_LISTED RECORDS_

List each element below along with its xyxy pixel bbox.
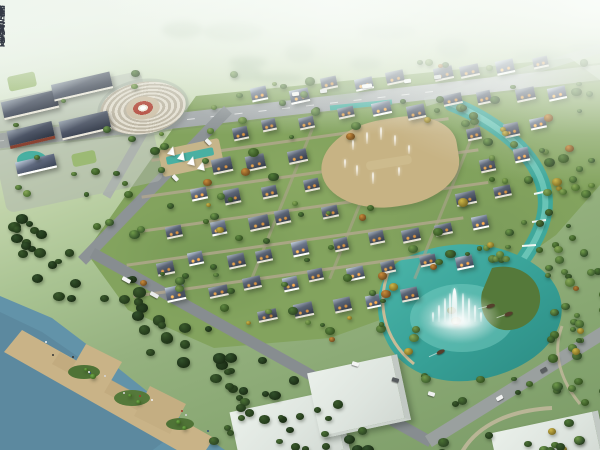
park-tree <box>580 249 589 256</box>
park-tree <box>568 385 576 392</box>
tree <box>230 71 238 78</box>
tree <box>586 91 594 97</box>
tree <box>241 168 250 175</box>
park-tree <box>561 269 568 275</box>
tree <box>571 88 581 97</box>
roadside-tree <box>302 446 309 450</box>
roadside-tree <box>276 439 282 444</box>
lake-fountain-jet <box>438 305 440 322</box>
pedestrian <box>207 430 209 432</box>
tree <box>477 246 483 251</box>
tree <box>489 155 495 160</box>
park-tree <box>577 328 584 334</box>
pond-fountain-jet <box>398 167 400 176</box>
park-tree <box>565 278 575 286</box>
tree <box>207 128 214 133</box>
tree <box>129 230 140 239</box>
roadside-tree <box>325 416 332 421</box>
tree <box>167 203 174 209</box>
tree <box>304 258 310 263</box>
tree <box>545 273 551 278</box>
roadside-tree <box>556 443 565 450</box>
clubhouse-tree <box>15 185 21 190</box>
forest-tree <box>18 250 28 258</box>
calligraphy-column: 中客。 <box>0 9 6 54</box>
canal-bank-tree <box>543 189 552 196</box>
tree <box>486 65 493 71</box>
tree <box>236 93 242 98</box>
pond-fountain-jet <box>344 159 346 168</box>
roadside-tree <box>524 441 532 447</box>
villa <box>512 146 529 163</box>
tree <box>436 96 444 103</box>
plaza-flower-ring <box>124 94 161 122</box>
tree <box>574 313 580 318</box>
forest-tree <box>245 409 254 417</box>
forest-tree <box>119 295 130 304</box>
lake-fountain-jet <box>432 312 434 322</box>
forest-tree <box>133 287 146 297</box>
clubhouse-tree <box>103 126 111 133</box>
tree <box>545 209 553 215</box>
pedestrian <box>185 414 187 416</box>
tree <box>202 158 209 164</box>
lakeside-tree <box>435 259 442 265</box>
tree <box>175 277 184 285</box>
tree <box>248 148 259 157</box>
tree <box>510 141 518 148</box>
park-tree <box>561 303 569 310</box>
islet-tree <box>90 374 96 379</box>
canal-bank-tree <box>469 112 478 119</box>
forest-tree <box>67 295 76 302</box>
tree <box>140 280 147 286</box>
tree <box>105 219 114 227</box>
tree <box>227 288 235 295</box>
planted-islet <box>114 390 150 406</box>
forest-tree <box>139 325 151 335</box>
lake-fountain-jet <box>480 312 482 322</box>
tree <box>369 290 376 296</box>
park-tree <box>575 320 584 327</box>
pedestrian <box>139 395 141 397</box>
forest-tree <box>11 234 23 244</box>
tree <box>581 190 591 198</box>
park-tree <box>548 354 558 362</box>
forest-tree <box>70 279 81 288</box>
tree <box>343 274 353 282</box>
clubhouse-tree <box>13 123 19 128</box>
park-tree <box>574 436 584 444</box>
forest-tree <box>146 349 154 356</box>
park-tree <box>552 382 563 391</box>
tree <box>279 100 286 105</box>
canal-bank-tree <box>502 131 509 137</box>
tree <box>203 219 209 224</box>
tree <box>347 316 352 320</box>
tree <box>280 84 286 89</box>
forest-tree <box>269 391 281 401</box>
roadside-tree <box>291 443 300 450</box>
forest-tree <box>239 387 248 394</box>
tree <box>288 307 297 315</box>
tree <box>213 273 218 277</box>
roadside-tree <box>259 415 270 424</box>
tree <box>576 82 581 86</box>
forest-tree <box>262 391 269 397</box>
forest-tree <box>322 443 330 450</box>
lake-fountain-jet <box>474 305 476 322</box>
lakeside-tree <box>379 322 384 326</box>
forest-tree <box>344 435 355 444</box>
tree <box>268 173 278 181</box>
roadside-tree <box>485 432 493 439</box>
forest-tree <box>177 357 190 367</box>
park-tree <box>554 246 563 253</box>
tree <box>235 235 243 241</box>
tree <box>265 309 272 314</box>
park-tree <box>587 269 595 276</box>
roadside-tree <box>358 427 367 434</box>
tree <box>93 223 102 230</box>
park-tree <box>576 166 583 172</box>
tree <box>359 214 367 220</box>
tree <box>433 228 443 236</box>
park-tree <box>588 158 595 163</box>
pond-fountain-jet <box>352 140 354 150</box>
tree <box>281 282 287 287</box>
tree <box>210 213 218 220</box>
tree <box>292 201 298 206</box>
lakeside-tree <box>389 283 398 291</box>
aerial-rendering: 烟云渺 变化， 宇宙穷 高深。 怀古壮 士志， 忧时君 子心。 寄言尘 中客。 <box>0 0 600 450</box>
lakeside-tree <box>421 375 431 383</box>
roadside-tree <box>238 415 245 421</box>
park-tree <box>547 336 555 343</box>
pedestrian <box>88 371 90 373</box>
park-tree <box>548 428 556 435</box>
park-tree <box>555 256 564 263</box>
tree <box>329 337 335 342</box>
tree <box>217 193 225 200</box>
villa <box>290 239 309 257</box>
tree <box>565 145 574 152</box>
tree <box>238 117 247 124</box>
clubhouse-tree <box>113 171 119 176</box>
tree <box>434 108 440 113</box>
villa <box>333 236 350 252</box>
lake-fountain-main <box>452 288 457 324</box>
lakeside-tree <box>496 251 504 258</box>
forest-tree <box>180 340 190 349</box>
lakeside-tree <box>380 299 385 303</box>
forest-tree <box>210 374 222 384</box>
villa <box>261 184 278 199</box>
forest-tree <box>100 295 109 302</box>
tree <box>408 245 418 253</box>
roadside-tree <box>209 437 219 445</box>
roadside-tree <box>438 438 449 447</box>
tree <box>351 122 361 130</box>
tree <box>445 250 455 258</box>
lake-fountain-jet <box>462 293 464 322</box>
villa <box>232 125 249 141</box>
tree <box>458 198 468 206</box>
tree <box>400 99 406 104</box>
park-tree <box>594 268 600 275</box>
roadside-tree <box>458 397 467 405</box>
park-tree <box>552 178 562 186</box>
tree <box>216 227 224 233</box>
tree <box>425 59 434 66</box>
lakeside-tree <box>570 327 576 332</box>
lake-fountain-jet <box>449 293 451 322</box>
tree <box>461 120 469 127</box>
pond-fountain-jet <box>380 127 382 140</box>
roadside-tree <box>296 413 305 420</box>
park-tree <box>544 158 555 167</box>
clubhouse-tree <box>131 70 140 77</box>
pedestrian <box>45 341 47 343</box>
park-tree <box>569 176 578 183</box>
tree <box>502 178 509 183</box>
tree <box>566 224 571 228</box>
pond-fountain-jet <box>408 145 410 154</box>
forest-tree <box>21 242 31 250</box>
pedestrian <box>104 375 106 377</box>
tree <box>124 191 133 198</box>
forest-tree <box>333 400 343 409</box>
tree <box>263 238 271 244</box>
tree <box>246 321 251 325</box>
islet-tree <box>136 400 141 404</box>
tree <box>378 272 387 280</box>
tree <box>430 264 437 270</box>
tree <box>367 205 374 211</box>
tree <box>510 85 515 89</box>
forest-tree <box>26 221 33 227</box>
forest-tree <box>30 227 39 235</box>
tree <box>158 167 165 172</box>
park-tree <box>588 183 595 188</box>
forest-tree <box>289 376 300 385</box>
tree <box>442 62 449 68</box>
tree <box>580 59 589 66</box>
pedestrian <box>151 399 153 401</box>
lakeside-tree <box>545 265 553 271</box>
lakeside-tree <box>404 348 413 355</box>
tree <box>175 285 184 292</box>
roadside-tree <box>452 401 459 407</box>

_TASK DIRECTIONS_
Please reproduce every item above word for word, leaving out the pictures.

_FINAL RESULT_
List each element below along with its xyxy pixel bbox.
park-tree <box>580 249 589 256</box>
park-tree <box>568 385 576 392</box>
tree <box>230 71 238 78</box>
tree <box>586 91 594 97</box>
tree <box>241 168 250 175</box>
park-tree <box>561 269 568 275</box>
tree <box>571 88 581 97</box>
roadside-tree <box>302 446 309 450</box>
roadside-tree <box>276 439 282 444</box>
lake-fountain-jet <box>438 305 440 322</box>
pedestrian <box>207 430 209 432</box>
tree <box>477 246 483 251</box>
tree <box>489 155 495 160</box>
park-tree <box>577 328 584 334</box>
pond-fountain-jet <box>398 167 400 176</box>
park-tree <box>565 278 575 286</box>
tree <box>207 128 214 133</box>
tree <box>129 230 140 239</box>
roadside-tree <box>325 416 332 421</box>
tree <box>167 203 174 209</box>
tree <box>304 258 310 263</box>
tree <box>545 273 551 278</box>
roadside-tree <box>556 443 565 450</box>
clubhouse-tree <box>15 185 21 190</box>
forest-tree <box>18 250 28 258</box>
calligraphy-column: 中客。 <box>0 9 6 54</box>
canal-bank-tree <box>543 189 552 196</box>
tree <box>486 65 493 71</box>
tree <box>236 93 242 98</box>
pond-fountain-jet <box>344 159 346 168</box>
roadside-tree <box>524 441 532 447</box>
villa <box>512 146 529 163</box>
tree <box>436 96 444 103</box>
plaza-flower-ring <box>124 94 161 122</box>
tree <box>574 313 580 318</box>
forest-tree <box>245 409 254 417</box>
forest-tree <box>119 295 130 304</box>
lake-fountain-jet <box>432 312 434 322</box>
forest-tree <box>133 287 146 297</box>
clubhouse-tree <box>103 126 111 133</box>
tree <box>545 209 553 215</box>
pedestrian <box>185 414 187 416</box>
tree <box>202 158 209 164</box>
lakeside-tree <box>435 259 442 265</box>
tree <box>175 277 184 285</box>
tree <box>248 148 259 157</box>
tree <box>510 141 518 148</box>
park-tree <box>561 303 569 310</box>
islet-tree <box>90 374 96 379</box>
canal-bank-tree <box>469 112 478 119</box>
forest-tree <box>67 295 76 302</box>
tree <box>140 280 147 286</box>
tree <box>105 219 114 227</box>
tree <box>227 288 235 295</box>
planted-islet <box>114 390 150 406</box>
forest-tree <box>139 325 151 335</box>
lake-fountain-jet <box>480 312 482 322</box>
tree <box>369 290 376 296</box>
park-tree <box>575 320 584 327</box>
pedestrian <box>139 395 141 397</box>
forest-tree <box>11 234 23 244</box>
tree <box>581 190 591 198</box>
park-tree <box>548 354 558 362</box>
forest-tree <box>70 279 81 288</box>
tree <box>343 274 353 282</box>
clubhouse-tree <box>13 123 19 128</box>
park-tree <box>574 436 584 444</box>
forest-tree <box>146 349 154 356</box>
park-tree <box>552 382 563 391</box>
tree <box>279 100 286 105</box>
canal-bank-tree <box>502 131 509 137</box>
tree <box>203 219 209 224</box>
tree <box>347 316 352 320</box>
tree <box>280 84 286 89</box>
forest-tree <box>269 391 281 401</box>
roadside-tree <box>291 443 300 450</box>
forest-tree <box>239 387 248 394</box>
tree <box>288 307 297 315</box>
tree <box>213 273 218 277</box>
roadside-tree <box>259 415 270 424</box>
tree <box>576 82 581 86</box>
forest-tree <box>262 391 269 397</box>
forest-tree <box>322 443 330 450</box>
lake-fountain-jet <box>474 305 476 322</box>
lakeside-tree <box>379 322 384 326</box>
forest-tree <box>344 435 355 444</box>
tree <box>268 173 278 181</box>
roadside-tree <box>485 432 493 439</box>
forest-tree <box>177 357 190 367</box>
park-tree <box>554 246 563 253</box>
tree <box>235 235 243 241</box>
tree <box>265 309 272 314</box>
park-tree <box>587 269 595 276</box>
roadside-tree <box>358 427 367 434</box>
tree <box>93 223 102 230</box>
park-tree <box>576 166 583 172</box>
tree <box>359 214 367 220</box>
tree <box>433 228 443 236</box>
park-tree <box>588 158 595 163</box>
pond-fountain-jet <box>352 140 354 150</box>
tree <box>281 282 287 287</box>
tree <box>210 213 218 220</box>
tree <box>292 201 298 206</box>
lakeside-tree <box>389 283 398 291</box>
aerial-rendering: 烟云渺 变化， 宇宙穷 高深。 怀古壮 士志， 忧时君 子心。 寄言尘 中客。 <box>0 0 600 450</box>
lakeside-tree <box>421 375 431 383</box>
roadside-tree <box>238 415 245 421</box>
park-tree <box>547 336 555 343</box>
pedestrian <box>88 371 90 373</box>
park-tree <box>548 428 556 435</box>
park-tree <box>555 256 564 263</box>
tree <box>329 337 335 342</box>
tree <box>217 193 225 200</box>
villa <box>290 239 309 257</box>
tree <box>565 145 574 152</box>
tree <box>238 117 247 124</box>
clubhouse-tree <box>113 171 119 176</box>
tree <box>434 108 440 113</box>
villa <box>333 236 350 252</box>
lake-fountain-main <box>452 288 457 324</box>
lakeside-tree <box>496 251 504 258</box>
forest-tree <box>180 340 190 349</box>
lakeside-tree <box>380 299 385 303</box>
forest-tree <box>210 374 222 384</box>
villa <box>261 184 278 199</box>
forest-tree <box>100 295 109 302</box>
tree <box>408 245 418 253</box>
roadside-tree <box>209 437 219 445</box>
roadside-tree <box>438 438 449 447</box>
tree <box>351 122 361 130</box>
tree <box>445 250 455 258</box>
lake-fountain-jet <box>462 293 464 322</box>
villa <box>232 125 249 141</box>
tree <box>458 198 468 206</box>
tree <box>400 99 406 104</box>
park-tree <box>594 268 600 275</box>
roadside-tree <box>458 397 467 405</box>
park-tree <box>552 178 562 186</box>
tree <box>216 227 224 233</box>
tree <box>425 59 434 66</box>
lakeside-tree <box>570 327 576 332</box>
lake-fountain-jet <box>449 293 451 322</box>
tree <box>461 120 469 127</box>
pond-fountain-jet <box>380 127 382 140</box>
roadside-tree <box>296 413 305 420</box>
park-tree <box>544 158 555 167</box>
clubhouse-tree <box>131 70 140 77</box>
pedestrian <box>45 341 47 343</box>
park-tree <box>569 176 578 183</box>
tree <box>502 178 509 183</box>
tree <box>566 224 571 228</box>
pond-fountain-jet <box>408 145 410 154</box>
forest-tree <box>21 242 31 250</box>
pedestrian <box>104 375 106 377</box>
tree <box>124 191 133 198</box>
forest-tree <box>333 400 343 409</box>
tree <box>263 238 271 244</box>
tree <box>246 321 251 325</box>
islet-tree <box>136 400 141 404</box>
tree <box>378 272 387 280</box>
tree <box>430 264 437 270</box>
tree <box>367 205 374 211</box>
tree <box>510 85 515 89</box>
forest-tree <box>26 221 33 227</box>
forest-tree <box>30 227 39 235</box>
tree <box>158 167 165 172</box>
park-tree <box>588 183 595 188</box>
forest-tree <box>289 376 300 385</box>
tree <box>442 62 449 68</box>
tree <box>580 59 589 66</box>
pedestrian <box>151 399 153 401</box>
lakeside-tree <box>545 265 553 271</box>
lakeside-tree <box>404 348 413 355</box>
tree <box>175 285 184 292</box>
roadside-tree <box>452 401 459 407</box>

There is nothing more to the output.